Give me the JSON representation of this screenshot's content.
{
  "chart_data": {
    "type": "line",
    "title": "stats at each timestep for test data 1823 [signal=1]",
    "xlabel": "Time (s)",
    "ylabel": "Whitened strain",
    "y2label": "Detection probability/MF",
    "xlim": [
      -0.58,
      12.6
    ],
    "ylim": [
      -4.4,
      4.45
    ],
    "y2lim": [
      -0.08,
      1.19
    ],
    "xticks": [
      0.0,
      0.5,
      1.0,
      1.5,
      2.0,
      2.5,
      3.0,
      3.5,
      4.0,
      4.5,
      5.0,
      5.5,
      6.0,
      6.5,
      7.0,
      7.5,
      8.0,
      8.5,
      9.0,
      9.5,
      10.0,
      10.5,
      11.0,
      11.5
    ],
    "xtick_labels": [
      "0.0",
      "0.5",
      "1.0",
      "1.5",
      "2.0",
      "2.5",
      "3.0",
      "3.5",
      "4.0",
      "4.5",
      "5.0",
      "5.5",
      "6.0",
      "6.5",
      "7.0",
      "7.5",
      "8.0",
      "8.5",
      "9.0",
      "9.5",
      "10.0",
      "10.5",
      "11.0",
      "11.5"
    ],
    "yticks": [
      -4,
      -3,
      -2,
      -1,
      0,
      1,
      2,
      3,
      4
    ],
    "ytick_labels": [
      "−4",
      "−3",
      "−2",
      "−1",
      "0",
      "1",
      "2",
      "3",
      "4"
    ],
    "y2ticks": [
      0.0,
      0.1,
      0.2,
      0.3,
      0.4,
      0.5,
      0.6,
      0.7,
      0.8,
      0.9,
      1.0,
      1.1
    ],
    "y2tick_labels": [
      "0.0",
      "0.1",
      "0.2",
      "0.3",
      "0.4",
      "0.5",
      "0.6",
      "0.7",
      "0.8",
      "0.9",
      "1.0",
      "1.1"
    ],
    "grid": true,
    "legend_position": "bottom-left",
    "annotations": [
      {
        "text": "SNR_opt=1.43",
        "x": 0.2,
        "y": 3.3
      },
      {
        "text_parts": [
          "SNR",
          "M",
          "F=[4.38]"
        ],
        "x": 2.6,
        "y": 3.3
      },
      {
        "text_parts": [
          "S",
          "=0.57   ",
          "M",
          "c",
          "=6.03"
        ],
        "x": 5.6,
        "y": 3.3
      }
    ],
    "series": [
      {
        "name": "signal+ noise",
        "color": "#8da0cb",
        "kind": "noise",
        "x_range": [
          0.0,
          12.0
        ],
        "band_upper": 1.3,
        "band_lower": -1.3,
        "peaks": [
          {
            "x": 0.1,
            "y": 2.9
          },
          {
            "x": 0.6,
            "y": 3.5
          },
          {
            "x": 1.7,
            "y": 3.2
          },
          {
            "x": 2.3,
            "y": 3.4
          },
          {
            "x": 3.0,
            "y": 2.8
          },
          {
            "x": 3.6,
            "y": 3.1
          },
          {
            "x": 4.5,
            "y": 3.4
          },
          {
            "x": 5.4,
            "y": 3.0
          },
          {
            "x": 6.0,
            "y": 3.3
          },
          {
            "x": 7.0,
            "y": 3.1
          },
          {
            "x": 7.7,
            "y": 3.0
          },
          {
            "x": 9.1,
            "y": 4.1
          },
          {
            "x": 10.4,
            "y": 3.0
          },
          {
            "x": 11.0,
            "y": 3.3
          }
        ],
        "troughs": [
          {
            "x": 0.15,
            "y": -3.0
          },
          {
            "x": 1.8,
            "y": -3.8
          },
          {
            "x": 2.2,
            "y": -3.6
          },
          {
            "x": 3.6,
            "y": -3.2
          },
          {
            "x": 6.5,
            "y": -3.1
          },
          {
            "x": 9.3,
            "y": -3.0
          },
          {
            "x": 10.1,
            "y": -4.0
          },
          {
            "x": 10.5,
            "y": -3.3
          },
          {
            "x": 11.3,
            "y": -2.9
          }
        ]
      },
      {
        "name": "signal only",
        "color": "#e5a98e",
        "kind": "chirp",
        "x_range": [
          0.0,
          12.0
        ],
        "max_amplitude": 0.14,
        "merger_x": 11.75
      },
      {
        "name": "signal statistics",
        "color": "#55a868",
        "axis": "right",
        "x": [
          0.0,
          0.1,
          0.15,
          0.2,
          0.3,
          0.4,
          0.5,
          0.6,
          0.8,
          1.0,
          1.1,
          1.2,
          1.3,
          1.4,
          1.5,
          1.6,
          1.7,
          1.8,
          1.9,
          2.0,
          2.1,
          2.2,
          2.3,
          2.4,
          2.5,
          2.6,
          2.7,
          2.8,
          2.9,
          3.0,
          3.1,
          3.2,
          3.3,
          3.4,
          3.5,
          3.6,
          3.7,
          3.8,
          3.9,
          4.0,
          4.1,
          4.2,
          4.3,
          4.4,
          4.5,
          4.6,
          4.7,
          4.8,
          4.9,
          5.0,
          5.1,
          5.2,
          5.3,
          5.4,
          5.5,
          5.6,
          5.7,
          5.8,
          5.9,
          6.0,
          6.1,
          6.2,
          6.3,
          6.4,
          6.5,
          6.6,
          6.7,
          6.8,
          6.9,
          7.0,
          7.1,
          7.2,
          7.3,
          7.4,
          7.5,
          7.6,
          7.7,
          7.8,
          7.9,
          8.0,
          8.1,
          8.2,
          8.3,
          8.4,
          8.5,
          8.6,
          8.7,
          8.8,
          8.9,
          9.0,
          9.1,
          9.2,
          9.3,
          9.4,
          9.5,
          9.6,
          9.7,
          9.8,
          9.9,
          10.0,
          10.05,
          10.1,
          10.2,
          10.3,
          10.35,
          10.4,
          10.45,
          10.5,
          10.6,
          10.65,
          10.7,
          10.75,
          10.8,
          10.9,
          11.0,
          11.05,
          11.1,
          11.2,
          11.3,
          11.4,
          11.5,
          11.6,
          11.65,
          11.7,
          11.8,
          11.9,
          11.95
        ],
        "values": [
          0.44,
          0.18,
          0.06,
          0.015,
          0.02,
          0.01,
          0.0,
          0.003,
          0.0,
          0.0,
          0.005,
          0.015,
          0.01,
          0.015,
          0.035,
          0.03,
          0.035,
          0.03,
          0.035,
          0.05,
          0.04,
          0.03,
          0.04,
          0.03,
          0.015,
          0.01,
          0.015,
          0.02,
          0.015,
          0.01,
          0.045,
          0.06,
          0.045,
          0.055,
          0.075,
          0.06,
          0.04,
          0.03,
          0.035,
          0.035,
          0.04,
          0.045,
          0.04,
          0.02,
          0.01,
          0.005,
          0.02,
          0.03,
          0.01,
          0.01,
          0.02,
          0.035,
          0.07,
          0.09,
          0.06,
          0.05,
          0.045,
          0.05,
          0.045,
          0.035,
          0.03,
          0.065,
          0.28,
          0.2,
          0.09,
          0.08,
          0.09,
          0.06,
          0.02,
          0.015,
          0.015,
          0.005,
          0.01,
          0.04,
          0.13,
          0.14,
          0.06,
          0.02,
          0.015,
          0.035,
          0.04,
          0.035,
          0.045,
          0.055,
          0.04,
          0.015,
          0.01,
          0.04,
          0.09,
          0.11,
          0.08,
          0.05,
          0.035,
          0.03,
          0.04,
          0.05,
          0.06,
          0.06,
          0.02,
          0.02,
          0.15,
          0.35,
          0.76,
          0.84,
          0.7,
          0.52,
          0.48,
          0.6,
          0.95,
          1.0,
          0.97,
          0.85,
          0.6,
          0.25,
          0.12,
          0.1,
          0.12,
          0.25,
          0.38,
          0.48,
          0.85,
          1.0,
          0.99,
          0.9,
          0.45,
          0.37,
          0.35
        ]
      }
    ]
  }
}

Required task:
Report how many lines in the listing include the word "color". Give nothing but the count.

Correct output:
3